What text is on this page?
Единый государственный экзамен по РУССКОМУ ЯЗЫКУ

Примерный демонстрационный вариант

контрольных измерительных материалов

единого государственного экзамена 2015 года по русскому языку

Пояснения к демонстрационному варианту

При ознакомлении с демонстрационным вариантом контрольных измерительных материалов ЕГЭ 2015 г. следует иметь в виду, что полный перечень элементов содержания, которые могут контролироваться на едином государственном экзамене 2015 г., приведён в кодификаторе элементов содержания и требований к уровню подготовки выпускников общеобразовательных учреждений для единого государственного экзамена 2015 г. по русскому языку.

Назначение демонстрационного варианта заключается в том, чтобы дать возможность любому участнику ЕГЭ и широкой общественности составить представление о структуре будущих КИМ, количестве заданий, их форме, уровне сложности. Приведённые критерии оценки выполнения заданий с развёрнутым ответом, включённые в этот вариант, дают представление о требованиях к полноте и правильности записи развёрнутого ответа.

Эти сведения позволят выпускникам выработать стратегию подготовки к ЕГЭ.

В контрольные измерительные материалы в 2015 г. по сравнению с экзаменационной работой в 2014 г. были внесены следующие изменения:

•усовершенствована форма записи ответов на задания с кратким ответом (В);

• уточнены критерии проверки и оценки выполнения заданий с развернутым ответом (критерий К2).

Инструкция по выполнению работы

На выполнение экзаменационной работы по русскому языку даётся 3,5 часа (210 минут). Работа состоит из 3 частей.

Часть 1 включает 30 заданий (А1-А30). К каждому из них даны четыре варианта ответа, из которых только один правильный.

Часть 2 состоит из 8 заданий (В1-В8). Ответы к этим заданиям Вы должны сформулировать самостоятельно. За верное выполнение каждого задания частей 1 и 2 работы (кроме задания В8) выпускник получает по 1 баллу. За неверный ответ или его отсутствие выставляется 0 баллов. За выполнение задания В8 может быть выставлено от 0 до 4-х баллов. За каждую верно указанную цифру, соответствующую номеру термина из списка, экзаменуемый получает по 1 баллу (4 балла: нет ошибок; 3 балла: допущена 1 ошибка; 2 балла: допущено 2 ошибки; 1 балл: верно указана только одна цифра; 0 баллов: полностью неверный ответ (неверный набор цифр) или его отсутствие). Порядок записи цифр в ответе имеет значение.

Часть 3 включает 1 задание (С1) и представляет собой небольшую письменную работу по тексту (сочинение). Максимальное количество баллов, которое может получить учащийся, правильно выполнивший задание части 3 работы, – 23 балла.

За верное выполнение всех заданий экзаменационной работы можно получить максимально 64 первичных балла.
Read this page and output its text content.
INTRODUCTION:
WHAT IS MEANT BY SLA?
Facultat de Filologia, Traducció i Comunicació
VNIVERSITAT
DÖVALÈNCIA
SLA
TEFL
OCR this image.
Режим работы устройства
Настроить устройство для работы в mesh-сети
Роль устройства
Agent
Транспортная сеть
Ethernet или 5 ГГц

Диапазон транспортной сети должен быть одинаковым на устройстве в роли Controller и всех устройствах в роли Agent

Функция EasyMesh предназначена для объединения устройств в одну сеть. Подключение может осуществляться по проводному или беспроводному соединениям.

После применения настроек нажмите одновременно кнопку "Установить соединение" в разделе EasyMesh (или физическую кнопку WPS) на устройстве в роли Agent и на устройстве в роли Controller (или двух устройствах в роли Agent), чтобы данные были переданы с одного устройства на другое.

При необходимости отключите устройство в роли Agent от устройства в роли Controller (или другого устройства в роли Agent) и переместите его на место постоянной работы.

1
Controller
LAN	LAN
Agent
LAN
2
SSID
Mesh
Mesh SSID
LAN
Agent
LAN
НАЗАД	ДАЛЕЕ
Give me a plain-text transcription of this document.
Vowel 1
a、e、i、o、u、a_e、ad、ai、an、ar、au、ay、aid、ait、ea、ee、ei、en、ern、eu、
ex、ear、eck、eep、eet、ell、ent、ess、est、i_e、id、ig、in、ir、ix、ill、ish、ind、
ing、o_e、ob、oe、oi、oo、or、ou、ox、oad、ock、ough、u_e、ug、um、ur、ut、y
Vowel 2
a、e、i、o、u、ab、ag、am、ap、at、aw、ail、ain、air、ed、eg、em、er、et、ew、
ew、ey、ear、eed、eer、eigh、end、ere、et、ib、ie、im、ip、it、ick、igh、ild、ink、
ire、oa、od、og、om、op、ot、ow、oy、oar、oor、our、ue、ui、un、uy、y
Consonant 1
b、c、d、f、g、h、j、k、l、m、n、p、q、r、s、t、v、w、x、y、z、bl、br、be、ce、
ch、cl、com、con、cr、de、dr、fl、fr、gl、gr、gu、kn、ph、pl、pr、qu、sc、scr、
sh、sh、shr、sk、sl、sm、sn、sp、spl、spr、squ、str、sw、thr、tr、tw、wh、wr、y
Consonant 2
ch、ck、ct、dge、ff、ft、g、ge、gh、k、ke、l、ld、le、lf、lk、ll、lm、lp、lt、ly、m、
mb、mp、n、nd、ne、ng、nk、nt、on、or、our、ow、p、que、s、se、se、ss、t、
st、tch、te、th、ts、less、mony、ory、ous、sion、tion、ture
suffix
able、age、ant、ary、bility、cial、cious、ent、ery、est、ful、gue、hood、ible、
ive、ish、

Exercise objective
Return the material exactly as it stands.

Task output
What text is on this page?
Единый государственный экзамен по РУССКОМУ ЯЗЫКУ

Примерный демонстрационный вариант

контрольных измерительных материалов

единого государственного экзамена 2015 года по русскому языку

Пояснения к демонстрационному варианту

При ознакомлении с демонстрационным вариантом контрольных измерительных материалов ЕГЭ 2015 г. следует иметь в виду, что полный перечень элементов содержания, которые могут контролироваться на едином государственном экзамене 2015 г., приведён в кодификаторе элементов содержания и требований к уровню подготовки выпускников общеобразовательных учреждений для единого государственного экзамена 2015 г. по русскому языку.

Назначение демонстрационного варианта заключается в том, чтобы дать возможность любому участнику ЕГЭ и широкой общественности составить представление о структуре будущих КИМ, количестве заданий, их форме, уровне сложности. Приведённые критерии оценки выполнения заданий с развёрнутым ответом, включённые в этот вариант, дают представление о требованиях к полноте и правильности записи развёрнутого ответа.

Эти сведения позволят выпускникам выработать стратегию подготовки к ЕГЭ.

В контрольные измерительные материалы в 2015 г. по сравнению с экзаменационной работой в 2014 г. были внесены следующие изменения:

•усовершенствована форма записи ответов на задания с кратким ответом (В);

• уточнены критерии проверки и оценки выполнения заданий с развернутым ответом (критерий К2).

Инструкция по выполнению работы

На выполнение экзаменационной работы по русскому языку даётся 3,5 часа (210 минут). Работа состоит из 3 частей.

Часть 1 включает 30 заданий (А1-А30). К каждому из них даны четыре варианта ответа, из которых только один правильный.

Часть 2 состоит из 8 заданий (В1-В8). Ответы к этим заданиям Вы должны сформулировать самостоятельно. За верное выполнение каждого задания частей 1 и 2 работы (кроме задания В8) выпускник получает по 1 баллу. За неверный ответ или его отсутствие выставляется 0 баллов. За выполнение задания В8 может быть выставлено от 0 до 4-х баллов. За каждую верно указанную цифру, соответствующую номеру термина из списка, экзаменуемый получает по 1 баллу (4 балла: нет ошибок; 3 балла: допущена 1 ошибка; 2 балла: допущено 2 ошибки; 1 балл: верно указана только одна цифра; 0 баллов: полностью неверный ответ (неверный набор цифр) или его отсутствие). Порядок записи цифр в ответе имеет значение.

Часть 3 включает 1 задание (С1) и представляет собой небольшую письменную работу по тексту (сочинение). Максимальное количество баллов, которое может получить учащийся, правильно выполнивший задание части 3 работы, – 23 балла.

За верное выполнение всех заданий экзаменационной работы можно получить максимально 64 первичных балла.
Read this page and output its text content.
INTRODUCTION:
WHAT IS MEANT BY SLA?
Facultat de Filologia, Traducció i Comunicació
VNIVERSITAT
DÖVALÈNCIA
SLA
TEFL
OCR this image.
Режим работы устройства
Настроить устройство для работы в mesh-сети
Роль устройства
Agent
Транспортная сеть
Ethernet или 5 ГГц

Диапазон транспортной сети должен быть одинаковым на устройстве в роли Controller и всех устройствах в роли Agent

Функция EasyMesh предназначена для объединения устройств в одну сеть. Подключение может осуществляться по проводному или беспроводному соединениям.

После применения настроек нажмите одновременно кнопку "Установить соединение" в разделе EasyMesh (или физическую кнопку WPS) на устройстве в роли Agent и на устройстве в роли Controller (или двух устройствах в роли Agent), чтобы данные были переданы с одного устройства на другое.

При необходимости отключите устройство в роли Agent от устройства в роли Controller (или другого устройства в роли Agent) и переместите его на место постоянной работы.

1
Controller
LAN	LAN
Agent
LAN
2
SSID
Mesh
Mesh SSID
LAN
Agent
LAN
НАЗАД	ДАЛЕЕ
Give me a plain-text transcription of this document.
Vowel 1
a、e、i、o、u、a_e、ad、ai、an、ar、au、ay、aid、ait、ea、ee、ei、en、ern、eu、
ex、ear、eck、eep、eet、ell、ent、ess、est、i_e、id、ig、in、ir、ix、ill、ish、ind、
ing、o_e、ob、oe、oi、oo、or、ou、ox、oad、ock、ough、u_e、ug、um、ur、ut、y
Vowel 2
a、e、i、o、u、ab、ag、am、ap、at、aw、ail、ain、air、ed、eg、em、er、et、ew、
ew、ey、ear、eed、eer、eigh、end、ere、et、ib、ie、im、ip、it、ick、igh、ild、ink、
ire、oa、od、og、om、op、ot、ow、oy、oar、oor、our、ue、ui、un、uy、y
Consonant 1
b、c、d、f、g、h、j、k、l、m、n、p、q、r、s、t、v、w、x、y、z、bl、br、be、ce、
ch、cl、com、con、cr、de、dr、fl、fr、gl、gr、gu、kn、ph、pl、pr、qu、sc、scr、
sh、sh、shr、sk、sl、sm、sn、sp、spl、spr、squ、str、sw、thr、tr、tw、wh、wr、y
Consonant 2
ch、ck、ct、dge、ff、ft、g、ge、gh、k、ke、l、ld、le、lf、lk、ll、lm、lp、lt、ly、m、
mb、mp、n、nd、ne、ng、nk、nt、on、or、our、ow、p、que、s、se、se、ss、t、
st、tch、te、th、ts、less、mony、ory、ous、sion、tion、ture
suffix
able、age、ant、ary、bility、cial、cious、ent、ery、est、ful、gue、hood、ible、
ive、ish、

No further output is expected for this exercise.